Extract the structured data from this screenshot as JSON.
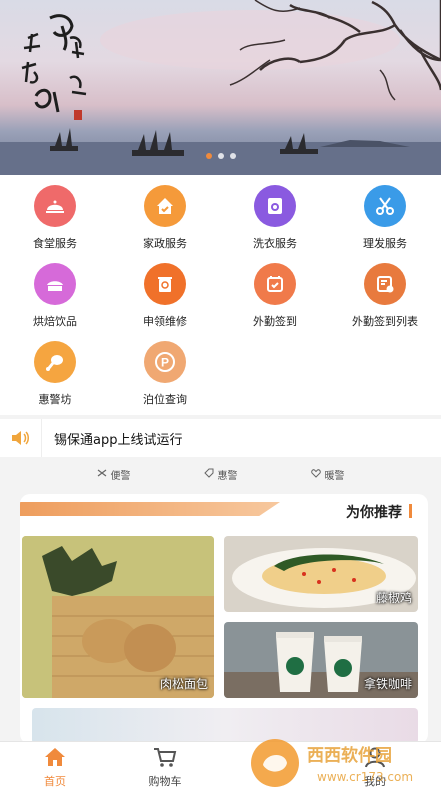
{
  "banner": {
    "calligraphy": "包吴越太湖多照",
    "active_slide": 1,
    "slide_count": 3
  },
  "services": [
    {
      "label": "食堂服务",
      "icon": "cloche-icon",
      "color": "#ef6a6a"
    },
    {
      "label": "家政服务",
      "icon": "house-icon",
      "color": "#f59a3a"
    },
    {
      "label": "洗衣服务",
      "icon": "washing-machine-icon",
      "color": "#8a5ae0"
    },
    {
      "label": "理发服务",
      "icon": "scissors-icon",
      "color": "#3a9be8"
    },
    {
      "label": "烘焙饮品",
      "icon": "cake-icon",
      "color": "#d66ad9"
    },
    {
      "label": "申领维修",
      "icon": "recycle-bin-icon",
      "color": "#f0712a"
    },
    {
      "label": "外勤签到",
      "icon": "calendar-check-icon",
      "color": "#f07a4a"
    },
    {
      "label": "外勤签到列表",
      "icon": "list-clock-icon",
      "color": "#e87a3e"
    },
    {
      "label": "惠警坊",
      "icon": "chicken-leg-icon",
      "color": "#f5a540"
    },
    {
      "label": "泊位查询",
      "icon": "parking-icon",
      "color": "#f0a872"
    }
  ],
  "notice": {
    "icon": "speaker-icon",
    "text": "锡保通app上线试运行"
  },
  "tags": [
    {
      "icon": "shuffle-icon",
      "label": "便警"
    },
    {
      "icon": "tag-icon",
      "label": "惠警"
    },
    {
      "icon": "heart-icon",
      "label": "暖警"
    }
  ],
  "recommend": {
    "title": "为你推荐",
    "items": [
      {
        "name": "肉松面包"
      },
      {
        "name": "藤椒鸡"
      },
      {
        "name": "拿铁咖啡"
      }
    ]
  },
  "tabbar": {
    "items": [
      {
        "label": "首页",
        "icon": "home-icon",
        "active": true
      },
      {
        "label": "购物车",
        "icon": "cart-icon",
        "active": false
      },
      {
        "label": "我的",
        "icon": "user-icon",
        "active": false
      }
    ]
  },
  "watermark": {
    "text": "西西软件园",
    "sub": "www.cr173.com"
  },
  "colors": {
    "accent": "#f08a3c"
  }
}
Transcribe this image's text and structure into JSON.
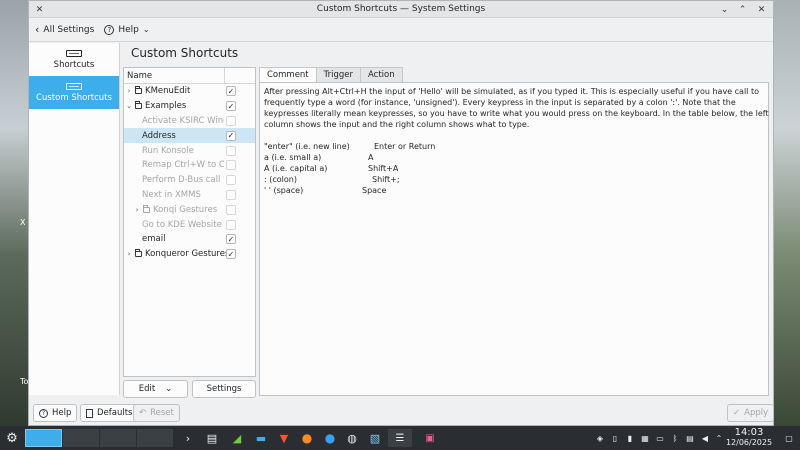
{
  "window": {
    "title": "Custom Shortcuts — System Settings"
  },
  "toolbar": {
    "back_label": "All Settings",
    "help_label": "Help"
  },
  "sidebar": {
    "items": [
      {
        "label": "Shortcuts"
      },
      {
        "label": "Custom Shortcuts"
      }
    ]
  },
  "page": {
    "title": "Custom Shortcuts"
  },
  "tree": {
    "header": "Name",
    "rows": [
      {
        "label": "KMenuEdit"
      },
      {
        "label": "Examples"
      },
      {
        "label": "Activate KSIRC Wind..."
      },
      {
        "label": "Address"
      },
      {
        "label": "Run Konsole"
      },
      {
        "label": "Remap Ctrl+W to Ct..."
      },
      {
        "label": "Perform D-Bus call '..."
      },
      {
        "label": "Next in XMMS"
      },
      {
        "label": "Konqi Gestures"
      },
      {
        "label": "Go to KDE Website"
      },
      {
        "label": "email"
      },
      {
        "label": "Konqueror Gestures"
      }
    ],
    "edit_label": "Edit",
    "settings_label": "Settings"
  },
  "tabs": [
    {
      "label": "Comment"
    },
    {
      "label": "Trigger"
    },
    {
      "label": "Action"
    }
  ],
  "comment": {
    "paragraph": "After pressing Alt+Ctrl+H the input of 'Hello' will be simulated, as if you typed it.  This is especially useful if you have call to frequently type a word (for instance, 'unsigned').  Every keypress in the input is separated by a colon ':'. Note that the keypresses literally mean keypresses, so you have to write what you would press on the keyboard. In the table below, the left column shows the input and the right column shows what to type.",
    "table": [
      {
        "input": "\"enter\" (i.e. new line)",
        "keys": "Enter or Return"
      },
      {
        "input": "a (i.e. small a)",
        "keys": "A"
      },
      {
        "input": "A (i.e. capital a)",
        "keys": "Shift+A"
      },
      {
        "input": ": (colon)",
        "keys": "Shift+;"
      },
      {
        "input": "' '  (space)",
        "keys": "Space"
      }
    ]
  },
  "bottom": {
    "help_label": "Help",
    "defaults_label": "Defaults",
    "reset_label": "Reset",
    "apply_label": "Apply"
  },
  "clock": {
    "time": "14:03",
    "date": "12/06/2025"
  },
  "desktop": {
    "left_labels": [
      "X",
      "To"
    ]
  }
}
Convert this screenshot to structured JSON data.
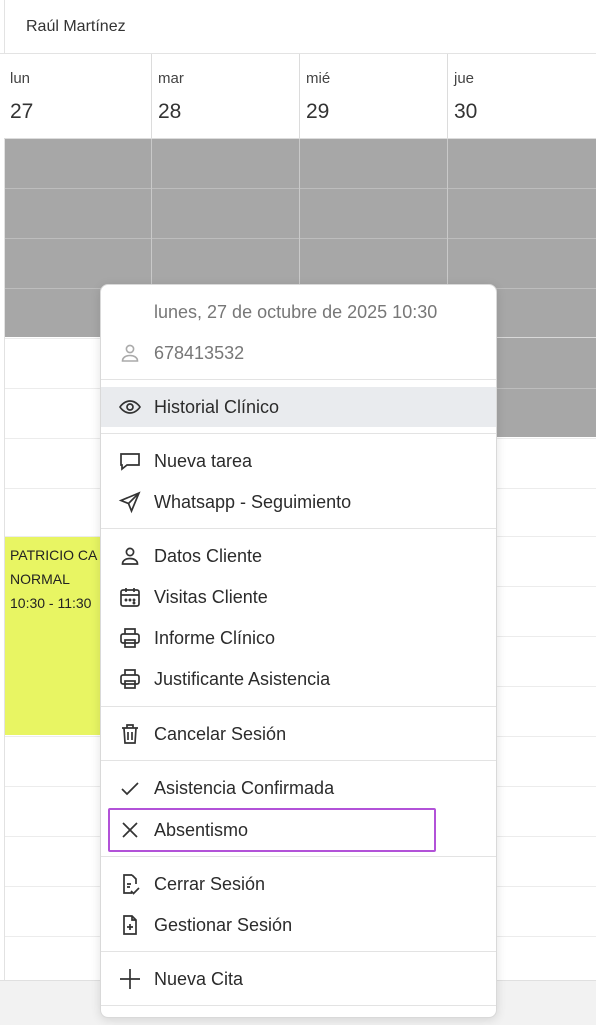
{
  "header": {
    "person_name": "Raúl Martínez"
  },
  "days": [
    {
      "name": "lun",
      "number": "27"
    },
    {
      "name": "mar",
      "number": "28"
    },
    {
      "name": "mié",
      "number": "29"
    },
    {
      "name": "jue",
      "number": "30"
    }
  ],
  "appointment": {
    "patient": "PATRICIO CA",
    "type": "NORMAL",
    "time": "10:30 - 11:30",
    "color": "#e8f563"
  },
  "context_menu": {
    "datetime": "lunes, 27 de octubre de 2025 10:30",
    "phone": "678413532",
    "groups": [
      [
        {
          "label": "Historial Clínico",
          "icon": "eye-icon"
        }
      ],
      [
        {
          "label": "Nueva tarea",
          "icon": "chat-bubble-icon"
        },
        {
          "label": "Whatsapp - Seguimiento",
          "icon": "send-icon"
        }
      ],
      [
        {
          "label": "Datos Cliente",
          "icon": "person-icon"
        },
        {
          "label": "Visitas Cliente",
          "icon": "calendar-icon"
        },
        {
          "label": "Informe Clínico",
          "icon": "printer-icon"
        },
        {
          "label": "Justificante Asistencia",
          "icon": "printer-icon"
        }
      ],
      [
        {
          "label": "Cancelar Sesión",
          "icon": "trash-icon"
        }
      ],
      [
        {
          "label": "Asistencia Confirmada",
          "icon": "check-icon"
        },
        {
          "label": "Absentismo",
          "icon": "x-icon"
        }
      ],
      [
        {
          "label": "Cerrar Sesión",
          "icon": "document-check-icon"
        },
        {
          "label": "Gestionar Sesión",
          "icon": "document-plus-icon"
        }
      ],
      [
        {
          "label": "Nueva Cita",
          "icon": "plus-icon"
        }
      ]
    ]
  },
  "colors": {
    "highlight": "#b252d8",
    "blocked_slot": "#a7a7a7",
    "hover": "#e9ebee"
  }
}
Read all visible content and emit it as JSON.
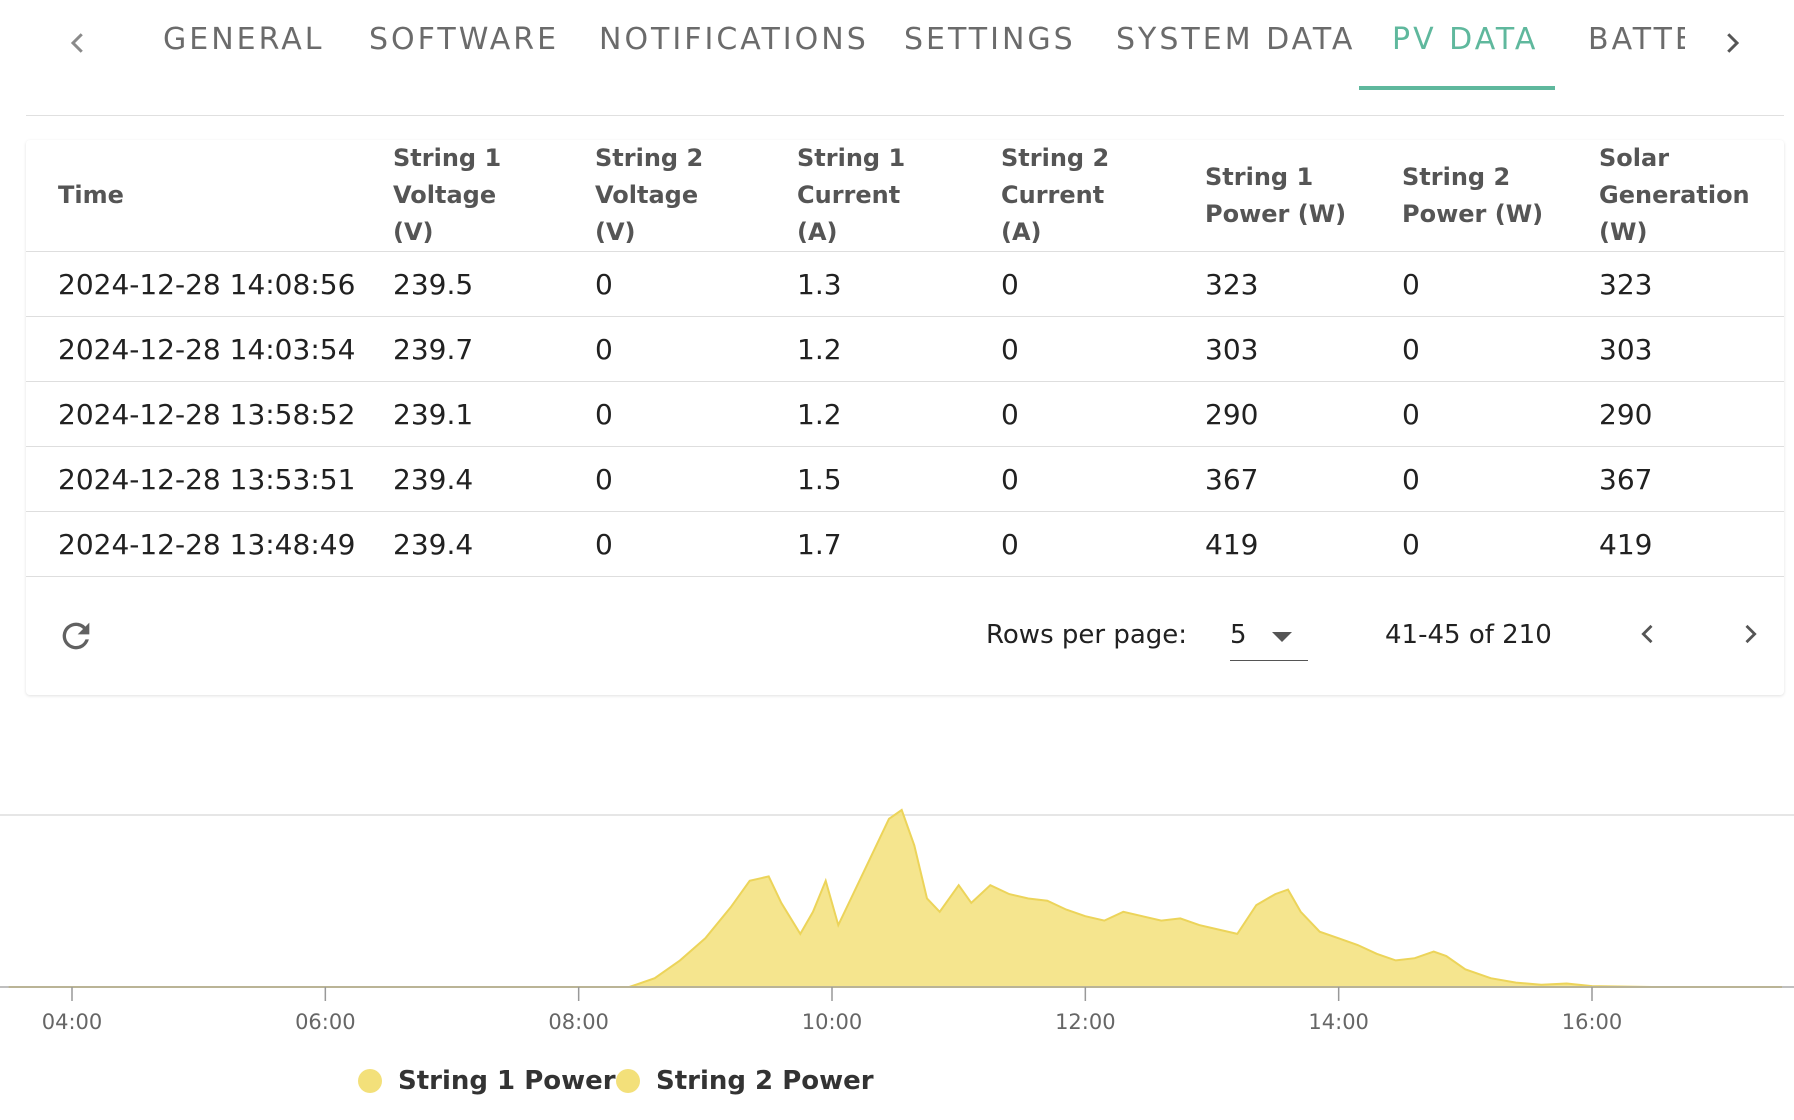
{
  "tabs": {
    "items": [
      {
        "label": "GENERAL"
      },
      {
        "label": "SOFTWARE"
      },
      {
        "label": "NOTIFICATIONS"
      },
      {
        "label": "SETTINGS"
      },
      {
        "label": "SYSTEM DATA"
      },
      {
        "label": "PV DATA"
      },
      {
        "label": "BATTE"
      }
    ],
    "active": "PV DATA",
    "accent_color": "#5fb89d"
  },
  "table": {
    "headers": [
      "Time",
      "String 1 Voltage (V)",
      "String 2 Voltage (V)",
      "String 1 Current (A)",
      "String 2 Current (A)",
      "String 1 Power (W)",
      "String 2 Power (W)",
      "Solar Generation (W)"
    ],
    "rows": [
      [
        "2024-12-28 14:08:56",
        "239.5",
        "0",
        "1.3",
        "0",
        "323",
        "0",
        "323"
      ],
      [
        "2024-12-28 14:03:54",
        "239.7",
        "0",
        "1.2",
        "0",
        "303",
        "0",
        "303"
      ],
      [
        "2024-12-28 13:58:52",
        "239.1",
        "0",
        "1.2",
        "0",
        "290",
        "0",
        "290"
      ],
      [
        "2024-12-28 13:53:51",
        "239.4",
        "0",
        "1.5",
        "0",
        "367",
        "0",
        "367"
      ],
      [
        "2024-12-28 13:48:49",
        "239.4",
        "0",
        "1.7",
        "0",
        "419",
        "0",
        "419"
      ]
    ]
  },
  "pagination": {
    "rows_per_page_label": "Rows per page:",
    "rows_per_page": "5",
    "range": "41-45 of 210"
  },
  "chart_data": {
    "type": "area",
    "x_ticks": [
      "04:00",
      "06:00",
      "08:00",
      "10:00",
      "12:00",
      "14:00",
      "16:00"
    ],
    "x_range_hours": [
      3.5,
      17.5
    ],
    "series": [
      {
        "name": "String 1 Power",
        "color": "#f3e07a",
        "points": [
          [
            3.5,
            0
          ],
          [
            5.0,
            0
          ],
          [
            6.5,
            0
          ],
          [
            8.0,
            0
          ],
          [
            8.4,
            0
          ],
          [
            8.6,
            20
          ],
          [
            8.8,
            60
          ],
          [
            9.0,
            110
          ],
          [
            9.2,
            180
          ],
          [
            9.35,
            240
          ],
          [
            9.5,
            250
          ],
          [
            9.6,
            190
          ],
          [
            9.75,
            120
          ],
          [
            9.85,
            170
          ],
          [
            9.95,
            240
          ],
          [
            10.05,
            140
          ],
          [
            10.15,
            200
          ],
          [
            10.3,
            290
          ],
          [
            10.45,
            380
          ],
          [
            10.55,
            400
          ],
          [
            10.65,
            320
          ],
          [
            10.75,
            200
          ],
          [
            10.85,
            170
          ],
          [
            11.0,
            230
          ],
          [
            11.1,
            190
          ],
          [
            11.25,
            230
          ],
          [
            11.4,
            210
          ],
          [
            11.55,
            200
          ],
          [
            11.7,
            195
          ],
          [
            11.85,
            175
          ],
          [
            12.0,
            160
          ],
          [
            12.15,
            150
          ],
          [
            12.3,
            170
          ],
          [
            12.45,
            160
          ],
          [
            12.6,
            150
          ],
          [
            12.75,
            155
          ],
          [
            12.9,
            140
          ],
          [
            13.05,
            130
          ],
          [
            13.2,
            120
          ],
          [
            13.35,
            185
          ],
          [
            13.5,
            210
          ],
          [
            13.6,
            220
          ],
          [
            13.7,
            170
          ],
          [
            13.85,
            125
          ],
          [
            14.0,
            110
          ],
          [
            14.15,
            95
          ],
          [
            14.3,
            75
          ],
          [
            14.45,
            60
          ],
          [
            14.6,
            65
          ],
          [
            14.75,
            80
          ],
          [
            14.85,
            70
          ],
          [
            15.0,
            40
          ],
          [
            15.2,
            20
          ],
          [
            15.4,
            10
          ],
          [
            15.6,
            5
          ],
          [
            15.8,
            8
          ],
          [
            16.0,
            2
          ],
          [
            16.5,
            0
          ],
          [
            17.5,
            0
          ]
        ]
      },
      {
        "name": "String 2 Power",
        "color": "#f3e07a",
        "points": []
      }
    ],
    "y_range": [
      0,
      400
    ],
    "grid": true,
    "legend": "bottom-left"
  }
}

- - -

EXERCISE OBJECTIVE — Copy each line of the listing in which the word "Current" can be found.

OUTPUT BELOW —
      "String 1 Current (A)",
      "String 2 Current (A)",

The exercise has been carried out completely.